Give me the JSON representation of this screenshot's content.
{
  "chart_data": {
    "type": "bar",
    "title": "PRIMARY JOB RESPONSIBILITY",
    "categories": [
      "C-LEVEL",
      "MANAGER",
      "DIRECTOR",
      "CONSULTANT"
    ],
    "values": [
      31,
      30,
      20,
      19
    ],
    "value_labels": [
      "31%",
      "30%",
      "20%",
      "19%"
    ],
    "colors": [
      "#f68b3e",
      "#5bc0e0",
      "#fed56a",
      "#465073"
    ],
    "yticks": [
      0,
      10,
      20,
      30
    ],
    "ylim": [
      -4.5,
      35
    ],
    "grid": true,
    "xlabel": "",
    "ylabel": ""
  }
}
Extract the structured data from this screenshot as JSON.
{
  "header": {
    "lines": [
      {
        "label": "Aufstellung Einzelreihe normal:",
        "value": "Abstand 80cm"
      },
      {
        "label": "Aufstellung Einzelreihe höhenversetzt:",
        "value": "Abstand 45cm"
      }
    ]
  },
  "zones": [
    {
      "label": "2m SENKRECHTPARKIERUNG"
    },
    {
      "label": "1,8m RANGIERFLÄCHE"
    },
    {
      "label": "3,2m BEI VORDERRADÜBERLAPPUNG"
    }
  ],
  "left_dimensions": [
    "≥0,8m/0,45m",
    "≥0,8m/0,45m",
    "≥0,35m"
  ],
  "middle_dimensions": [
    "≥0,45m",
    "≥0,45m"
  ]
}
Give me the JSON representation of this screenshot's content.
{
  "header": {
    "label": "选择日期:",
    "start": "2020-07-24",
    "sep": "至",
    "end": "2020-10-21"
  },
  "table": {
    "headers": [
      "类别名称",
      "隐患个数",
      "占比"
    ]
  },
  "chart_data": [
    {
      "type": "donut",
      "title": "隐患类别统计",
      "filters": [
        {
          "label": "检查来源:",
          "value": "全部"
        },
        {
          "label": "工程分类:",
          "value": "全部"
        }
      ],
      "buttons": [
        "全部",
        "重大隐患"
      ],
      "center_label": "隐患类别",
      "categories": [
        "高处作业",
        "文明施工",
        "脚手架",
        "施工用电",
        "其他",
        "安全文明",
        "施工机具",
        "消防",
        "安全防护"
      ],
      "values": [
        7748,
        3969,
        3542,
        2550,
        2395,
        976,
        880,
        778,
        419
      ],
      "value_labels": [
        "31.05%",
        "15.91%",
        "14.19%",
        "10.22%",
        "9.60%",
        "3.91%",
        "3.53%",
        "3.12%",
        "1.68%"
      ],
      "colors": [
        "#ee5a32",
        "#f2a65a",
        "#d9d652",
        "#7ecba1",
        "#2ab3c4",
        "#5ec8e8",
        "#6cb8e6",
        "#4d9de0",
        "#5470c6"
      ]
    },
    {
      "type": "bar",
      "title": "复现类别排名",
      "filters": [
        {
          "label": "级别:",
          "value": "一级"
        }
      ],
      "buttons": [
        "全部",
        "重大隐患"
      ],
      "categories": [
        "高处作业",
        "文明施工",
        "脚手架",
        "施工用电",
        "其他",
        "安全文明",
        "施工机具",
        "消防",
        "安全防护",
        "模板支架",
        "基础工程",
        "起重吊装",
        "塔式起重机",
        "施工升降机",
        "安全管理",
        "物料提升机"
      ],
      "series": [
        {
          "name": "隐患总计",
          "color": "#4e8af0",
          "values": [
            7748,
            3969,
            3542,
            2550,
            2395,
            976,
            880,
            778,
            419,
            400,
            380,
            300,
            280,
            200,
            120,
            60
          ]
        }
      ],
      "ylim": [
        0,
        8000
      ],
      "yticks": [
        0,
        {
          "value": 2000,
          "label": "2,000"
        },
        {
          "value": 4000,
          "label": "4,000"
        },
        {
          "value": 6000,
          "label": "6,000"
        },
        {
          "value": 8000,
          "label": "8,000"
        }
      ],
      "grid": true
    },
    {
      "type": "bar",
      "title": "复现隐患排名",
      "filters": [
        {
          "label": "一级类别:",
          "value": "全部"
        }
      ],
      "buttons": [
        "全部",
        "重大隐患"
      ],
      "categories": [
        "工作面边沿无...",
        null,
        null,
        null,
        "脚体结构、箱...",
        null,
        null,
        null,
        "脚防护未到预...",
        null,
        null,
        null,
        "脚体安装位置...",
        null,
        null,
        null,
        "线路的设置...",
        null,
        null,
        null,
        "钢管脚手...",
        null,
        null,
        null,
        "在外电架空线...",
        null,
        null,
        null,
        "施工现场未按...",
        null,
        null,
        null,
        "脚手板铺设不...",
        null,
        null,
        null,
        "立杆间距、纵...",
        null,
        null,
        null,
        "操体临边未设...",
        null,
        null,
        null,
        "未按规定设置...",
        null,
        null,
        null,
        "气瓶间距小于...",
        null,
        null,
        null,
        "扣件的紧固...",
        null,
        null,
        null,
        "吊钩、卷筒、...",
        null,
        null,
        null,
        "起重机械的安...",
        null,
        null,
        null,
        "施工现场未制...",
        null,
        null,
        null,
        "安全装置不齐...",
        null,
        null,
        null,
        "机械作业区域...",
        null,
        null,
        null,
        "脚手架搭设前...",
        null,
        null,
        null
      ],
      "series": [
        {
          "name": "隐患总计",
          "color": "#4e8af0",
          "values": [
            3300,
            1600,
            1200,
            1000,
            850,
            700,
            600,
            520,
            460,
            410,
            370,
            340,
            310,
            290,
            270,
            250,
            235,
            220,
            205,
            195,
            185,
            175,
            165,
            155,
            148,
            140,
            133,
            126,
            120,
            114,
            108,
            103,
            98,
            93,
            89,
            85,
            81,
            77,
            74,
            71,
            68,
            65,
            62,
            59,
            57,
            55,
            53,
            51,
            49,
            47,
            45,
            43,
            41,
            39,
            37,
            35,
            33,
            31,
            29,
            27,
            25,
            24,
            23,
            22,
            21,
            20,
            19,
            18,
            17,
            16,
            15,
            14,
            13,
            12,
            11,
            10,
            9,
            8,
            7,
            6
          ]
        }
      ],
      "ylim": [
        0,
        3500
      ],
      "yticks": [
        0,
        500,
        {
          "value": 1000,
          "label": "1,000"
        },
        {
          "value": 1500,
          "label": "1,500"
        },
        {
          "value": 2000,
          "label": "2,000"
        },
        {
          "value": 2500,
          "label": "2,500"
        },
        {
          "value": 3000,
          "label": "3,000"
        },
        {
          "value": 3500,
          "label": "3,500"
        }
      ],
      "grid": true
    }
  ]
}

Given request:
Lines from the records above that hold "Einzelreihe" are the ones to list.

Response to this exercise:
        "label": "Aufstellung Einzelreihe normal:",
        "label": "Aufstellung Einzelreihe höhenversetzt:",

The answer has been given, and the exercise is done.